STATED PROBLEM: Please print every one of the following entries word for word, keeping each line as it stands.

Layout annotation records:

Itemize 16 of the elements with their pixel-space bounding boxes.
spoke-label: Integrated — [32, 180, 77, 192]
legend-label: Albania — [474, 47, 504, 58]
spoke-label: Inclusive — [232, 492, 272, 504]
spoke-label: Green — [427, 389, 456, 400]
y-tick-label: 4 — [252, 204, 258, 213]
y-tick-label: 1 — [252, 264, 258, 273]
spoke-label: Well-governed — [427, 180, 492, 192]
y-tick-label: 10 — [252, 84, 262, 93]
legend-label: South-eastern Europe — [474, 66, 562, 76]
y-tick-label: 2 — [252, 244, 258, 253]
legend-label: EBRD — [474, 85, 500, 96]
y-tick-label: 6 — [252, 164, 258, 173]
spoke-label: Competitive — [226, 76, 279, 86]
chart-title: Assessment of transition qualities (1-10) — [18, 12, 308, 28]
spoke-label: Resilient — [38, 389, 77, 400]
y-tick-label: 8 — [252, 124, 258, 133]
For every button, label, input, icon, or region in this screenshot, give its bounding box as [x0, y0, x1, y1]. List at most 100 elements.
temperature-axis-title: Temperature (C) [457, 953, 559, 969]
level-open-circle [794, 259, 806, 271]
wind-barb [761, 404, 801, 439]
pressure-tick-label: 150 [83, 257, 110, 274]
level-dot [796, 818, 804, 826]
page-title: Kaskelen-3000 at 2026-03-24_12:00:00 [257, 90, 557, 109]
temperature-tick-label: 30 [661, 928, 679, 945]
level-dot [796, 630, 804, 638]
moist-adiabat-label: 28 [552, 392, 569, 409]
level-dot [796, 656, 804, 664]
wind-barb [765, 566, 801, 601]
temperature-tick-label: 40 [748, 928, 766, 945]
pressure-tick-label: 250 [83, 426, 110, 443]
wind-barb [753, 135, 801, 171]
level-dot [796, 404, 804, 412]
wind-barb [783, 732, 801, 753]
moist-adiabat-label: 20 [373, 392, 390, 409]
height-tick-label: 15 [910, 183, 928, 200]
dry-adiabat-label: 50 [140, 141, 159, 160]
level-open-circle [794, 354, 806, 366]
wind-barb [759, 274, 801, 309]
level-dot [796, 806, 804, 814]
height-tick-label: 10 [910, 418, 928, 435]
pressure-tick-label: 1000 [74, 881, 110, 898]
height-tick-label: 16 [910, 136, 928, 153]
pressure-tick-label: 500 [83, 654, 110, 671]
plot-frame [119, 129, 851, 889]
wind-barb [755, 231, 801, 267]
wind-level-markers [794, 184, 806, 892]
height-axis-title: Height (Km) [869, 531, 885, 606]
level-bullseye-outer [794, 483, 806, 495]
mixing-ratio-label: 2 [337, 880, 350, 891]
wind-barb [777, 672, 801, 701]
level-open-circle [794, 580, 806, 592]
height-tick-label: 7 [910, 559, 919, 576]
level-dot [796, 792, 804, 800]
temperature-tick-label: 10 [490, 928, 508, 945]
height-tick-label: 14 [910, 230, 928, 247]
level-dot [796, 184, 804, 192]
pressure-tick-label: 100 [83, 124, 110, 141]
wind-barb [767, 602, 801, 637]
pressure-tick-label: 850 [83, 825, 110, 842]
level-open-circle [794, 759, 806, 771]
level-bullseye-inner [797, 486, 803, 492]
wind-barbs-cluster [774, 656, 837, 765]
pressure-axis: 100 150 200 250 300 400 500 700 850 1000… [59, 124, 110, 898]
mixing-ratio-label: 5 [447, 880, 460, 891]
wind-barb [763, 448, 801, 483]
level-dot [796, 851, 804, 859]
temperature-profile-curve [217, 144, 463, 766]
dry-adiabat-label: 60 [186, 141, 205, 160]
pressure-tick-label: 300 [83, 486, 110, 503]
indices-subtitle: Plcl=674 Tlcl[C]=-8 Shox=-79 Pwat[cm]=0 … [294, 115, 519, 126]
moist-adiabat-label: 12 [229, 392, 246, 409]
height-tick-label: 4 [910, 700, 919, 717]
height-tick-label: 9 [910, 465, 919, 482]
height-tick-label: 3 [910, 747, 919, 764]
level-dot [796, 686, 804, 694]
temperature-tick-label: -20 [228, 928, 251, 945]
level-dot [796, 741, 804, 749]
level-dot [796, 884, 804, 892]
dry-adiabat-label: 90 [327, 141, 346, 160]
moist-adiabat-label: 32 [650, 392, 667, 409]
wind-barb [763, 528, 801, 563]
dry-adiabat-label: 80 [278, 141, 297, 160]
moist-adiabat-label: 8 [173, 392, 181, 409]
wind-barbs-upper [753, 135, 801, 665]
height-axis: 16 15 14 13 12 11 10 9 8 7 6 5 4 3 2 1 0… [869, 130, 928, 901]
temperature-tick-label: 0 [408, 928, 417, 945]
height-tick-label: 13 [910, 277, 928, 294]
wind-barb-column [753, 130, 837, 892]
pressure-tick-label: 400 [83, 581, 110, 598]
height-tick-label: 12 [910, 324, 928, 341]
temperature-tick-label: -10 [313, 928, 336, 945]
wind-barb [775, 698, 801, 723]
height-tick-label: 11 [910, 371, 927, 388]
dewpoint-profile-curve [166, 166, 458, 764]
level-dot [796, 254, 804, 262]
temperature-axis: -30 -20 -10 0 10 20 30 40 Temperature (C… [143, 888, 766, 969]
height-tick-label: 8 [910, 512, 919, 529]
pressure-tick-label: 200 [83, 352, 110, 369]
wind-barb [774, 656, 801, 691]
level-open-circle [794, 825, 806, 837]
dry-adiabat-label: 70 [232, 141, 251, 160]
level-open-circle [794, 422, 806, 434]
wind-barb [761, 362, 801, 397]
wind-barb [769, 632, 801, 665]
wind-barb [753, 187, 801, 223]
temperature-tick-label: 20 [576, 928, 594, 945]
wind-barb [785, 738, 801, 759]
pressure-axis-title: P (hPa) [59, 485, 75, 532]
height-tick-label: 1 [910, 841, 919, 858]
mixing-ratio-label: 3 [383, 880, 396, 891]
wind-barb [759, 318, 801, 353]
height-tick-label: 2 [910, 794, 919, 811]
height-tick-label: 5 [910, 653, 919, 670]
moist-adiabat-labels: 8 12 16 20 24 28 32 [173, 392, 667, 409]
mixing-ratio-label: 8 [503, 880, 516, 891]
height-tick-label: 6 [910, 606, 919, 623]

RESPONSE TO THIS EXERCISE:
Itemize 16 of the elements with their pixel-space bounding boxes.
spoke-label: Integrated — [32, 180, 77, 192]
legend-label: Albania — [474, 47, 504, 58]
spoke-label: Inclusive — [232, 492, 272, 504]
spoke-label: Green — [427, 389, 456, 400]
y-tick-label: 4 — [252, 204, 258, 213]
y-tick-label: 1 — [252, 264, 258, 273]
spoke-label: Well-governed — [427, 180, 492, 192]
y-tick-label: 10 — [252, 84, 262, 93]
legend-label: South-eastern Europe — [474, 66, 562, 76]
y-tick-label: 2 — [252, 244, 258, 253]
legend-label: EBRD — [474, 85, 500, 96]
y-tick-label: 6 — [252, 164, 258, 173]
spoke-label: Competitive — [226, 76, 279, 86]
chart-title: Assessment of transition qualities (1-10) — [18, 12, 308, 28]
spoke-label: Resilient — [38, 389, 77, 400]
y-tick-label: 8 — [252, 124, 258, 133]
For every button, label, input, icon, or region in this screenshot, give its bounding box as [x0, y0, x1, y1]. List at most 100 elements.
temperature-axis-title: Temperature (C) [457, 953, 559, 969]
level-open-circle [794, 259, 806, 271]
wind-barb [761, 404, 801, 439]
pressure-tick-label: 150 [83, 257, 110, 274]
level-dot [796, 818, 804, 826]
page-title: Kaskelen-3000 at 2026-03-24_12:00:00 [257, 90, 557, 109]
temperature-tick-label: 30 [661, 928, 679, 945]
level-dot [796, 630, 804, 638]
moist-adiabat-label: 28 [552, 392, 569, 409]
level-dot [796, 656, 804, 664]
wind-barb [765, 566, 801, 601]
temperature-tick-label: 40 [748, 928, 766, 945]
pressure-tick-label: 250 [83, 426, 110, 443]
wind-barb [753, 135, 801, 171]
level-dot [796, 404, 804, 412]
wind-barb [783, 732, 801, 753]
moist-adiabat-label: 20 [373, 392, 390, 409]
height-tick-label: 15 [910, 183, 928, 200]
dry-adiabat-label: 50 [140, 141, 159, 160]
level-open-circle [794, 354, 806, 366]
wind-barb [759, 274, 801, 309]
level-dot [796, 806, 804, 814]
height-tick-label: 10 [910, 418, 928, 435]
pressure-tick-label: 1000 [74, 881, 110, 898]
height-tick-label: 16 [910, 136, 928, 153]
pressure-tick-label: 500 [83, 654, 110, 671]
plot-frame [119, 129, 851, 889]
wind-barb [755, 231, 801, 267]
wind-level-markers [794, 184, 806, 892]
height-axis-title: Height (Km) [869, 531, 885, 606]
level-bullseye-outer [794, 483, 806, 495]
mixing-ratio-label: 2 [337, 880, 350, 891]
wind-barb [777, 672, 801, 701]
level-open-circle [794, 580, 806, 592]
height-tick-label: 7 [910, 559, 919, 576]
level-dot [796, 792, 804, 800]
temperature-tick-label: 10 [490, 928, 508, 945]
height-tick-label: 14 [910, 230, 928, 247]
level-dot [796, 184, 804, 192]
pressure-tick-label: 100 [83, 124, 110, 141]
wind-barb [767, 602, 801, 637]
pressure-tick-label: 850 [83, 825, 110, 842]
level-open-circle [794, 759, 806, 771]
level-bullseye-inner [797, 486, 803, 492]
wind-barbs-cluster [774, 656, 837, 765]
pressure-axis: 100 150 200 250 300 400 500 700 850 1000… [59, 124, 110, 898]
mixing-ratio-label: 5 [447, 880, 460, 891]
wind-barb [763, 448, 801, 483]
level-dot [796, 851, 804, 859]
temperature-profile-curve [217, 144, 463, 766]
dry-adiabat-label: 60 [186, 141, 205, 160]
pressure-tick-label: 300 [83, 486, 110, 503]
indices-subtitle: Plcl=674 Tlcl[C]=-8 Shox=-79 Pwat[cm]=0 … [294, 115, 519, 126]
moist-adiabat-label: 12 [229, 392, 246, 409]
height-tick-label: 4 [910, 700, 919, 717]
height-tick-label: 9 [910, 465, 919, 482]
height-tick-label: 3 [910, 747, 919, 764]
level-dot [796, 686, 804, 694]
temperature-tick-label: -20 [228, 928, 251, 945]
level-dot [796, 741, 804, 749]
level-dot [796, 884, 804, 892]
dry-adiabat-label: 90 [327, 141, 346, 160]
moist-adiabat-label: 32 [650, 392, 667, 409]
wind-barb [763, 528, 801, 563]
dry-adiabat-label: 80 [278, 141, 297, 160]
moist-adiabat-label: 8 [173, 392, 181, 409]
wind-barbs-upper [753, 135, 801, 665]
height-axis: 16 15 14 13 12 11 10 9 8 7 6 5 4 3 2 1 0… [869, 130, 928, 901]
temperature-tick-label: 0 [408, 928, 417, 945]
height-tick-label: 13 [910, 277, 928, 294]
wind-barb-column [753, 130, 837, 892]
pressure-tick-label: 400 [83, 581, 110, 598]
height-tick-label: 12 [910, 324, 928, 341]
temperature-tick-label: -10 [313, 928, 336, 945]
wind-barb [775, 698, 801, 723]
height-tick-label: 11 [910, 371, 927, 388]
dewpoint-profile-curve [166, 166, 458, 764]
level-dot [796, 254, 804, 262]
temperature-axis: -30 -20 -10 0 10 20 30 40 Temperature (C… [143, 888, 766, 969]
height-tick-label: 8 [910, 512, 919, 529]
pressure-tick-label: 200 [83, 352, 110, 369]
wind-barb [774, 656, 801, 691]
level-open-circle [794, 825, 806, 837]
dry-adiabat-label: 70 [232, 141, 251, 160]
level-open-circle [794, 422, 806, 434]
wind-barb [761, 362, 801, 397]
wind-barb [769, 632, 801, 665]
wind-barb [753, 187, 801, 223]
temperature-tick-label: 20 [576, 928, 594, 945]
wind-barb [785, 738, 801, 759]
pressure-axis-title: P (hPa) [59, 485, 75, 532]
height-tick-label: 1 [910, 841, 919, 858]
mixing-ratio-label: 3 [383, 880, 396, 891]
wind-barb [759, 318, 801, 353]
height-tick-label: 2 [910, 794, 919, 811]
height-tick-label: 5 [910, 653, 919, 670]
moist-adiabat-labels: 8 12 16 20 24 28 32 [173, 392, 667, 409]
mixing-ratio-label: 8 [503, 880, 516, 891]
height-tick-label: 6 [910, 606, 919, 623]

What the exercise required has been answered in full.